### TASK
Write out the material below again, unchanged.

Stored data:
——————————
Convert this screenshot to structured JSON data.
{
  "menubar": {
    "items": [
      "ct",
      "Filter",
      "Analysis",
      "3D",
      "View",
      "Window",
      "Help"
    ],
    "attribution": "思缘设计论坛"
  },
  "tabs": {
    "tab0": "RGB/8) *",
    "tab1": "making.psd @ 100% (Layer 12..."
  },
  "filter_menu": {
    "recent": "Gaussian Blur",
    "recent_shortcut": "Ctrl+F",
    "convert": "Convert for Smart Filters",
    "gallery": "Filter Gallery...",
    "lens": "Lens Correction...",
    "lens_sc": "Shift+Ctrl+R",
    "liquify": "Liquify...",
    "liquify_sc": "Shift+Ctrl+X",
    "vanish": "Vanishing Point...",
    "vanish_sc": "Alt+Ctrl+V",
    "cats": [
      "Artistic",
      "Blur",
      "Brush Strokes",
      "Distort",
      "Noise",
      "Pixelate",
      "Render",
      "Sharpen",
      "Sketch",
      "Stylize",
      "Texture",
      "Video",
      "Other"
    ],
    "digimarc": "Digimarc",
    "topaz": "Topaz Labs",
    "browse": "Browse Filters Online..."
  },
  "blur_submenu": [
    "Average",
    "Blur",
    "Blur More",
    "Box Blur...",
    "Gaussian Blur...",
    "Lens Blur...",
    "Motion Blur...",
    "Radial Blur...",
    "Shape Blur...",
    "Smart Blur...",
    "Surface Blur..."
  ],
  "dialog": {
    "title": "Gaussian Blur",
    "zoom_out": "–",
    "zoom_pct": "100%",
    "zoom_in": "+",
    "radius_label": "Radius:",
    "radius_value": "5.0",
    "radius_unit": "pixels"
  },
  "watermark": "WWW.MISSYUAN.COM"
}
——————————
### SOLUTION TO THIS EXERCISE
Convert this screenshot to structured JSON data.
{
  "menubar": {
    "items": [
      "ct",
      "Filter",
      "Analysis",
      "3D",
      "View",
      "Window",
      "Help"
    ],
    "attribution": "思缘设计论坛"
  },
  "tabs": {
    "tab0": "RGB/8) *",
    "tab1": "making.psd @ 100% (Layer 12..."
  },
  "filter_menu": {
    "recent": "Gaussian Blur",
    "recent_shortcut": "Ctrl+F",
    "convert": "Convert for Smart Filters",
    "gallery": "Filter Gallery...",
    "lens": "Lens Correction...",
    "lens_sc": "Shift+Ctrl+R",
    "liquify": "Liquify...",
    "liquify_sc": "Shift+Ctrl+X",
    "vanish": "Vanishing Point...",
    "vanish_sc": "Alt+Ctrl+V",
    "cats": [
      "Artistic",
      "Blur",
      "Brush Strokes",
      "Distort",
      "Noise",
      "Pixelate",
      "Render",
      "Sharpen",
      "Sketch",
      "Stylize",
      "Texture",
      "Video",
      "Other"
    ],
    "digimarc": "Digimarc",
    "topaz": "Topaz Labs",
    "browse": "Browse Filters Online..."
  },
  "blur_submenu": [
    "Average",
    "Blur",
    "Blur More",
    "Box Blur...",
    "Gaussian Blur...",
    "Lens Blur...",
    "Motion Blur...",
    "Radial Blur...",
    "Shape Blur...",
    "Smart Blur...",
    "Surface Blur..."
  ],
  "dialog": {
    "title": "Gaussian Blur",
    "zoom_out": "–",
    "zoom_pct": "100%",
    "zoom_in": "+",
    "radius_label": "Radius:",
    "radius_value": "5.0",
    "radius_unit": "pixels"
  },
  "watermark": "WWW.MISSYUAN.COM"
}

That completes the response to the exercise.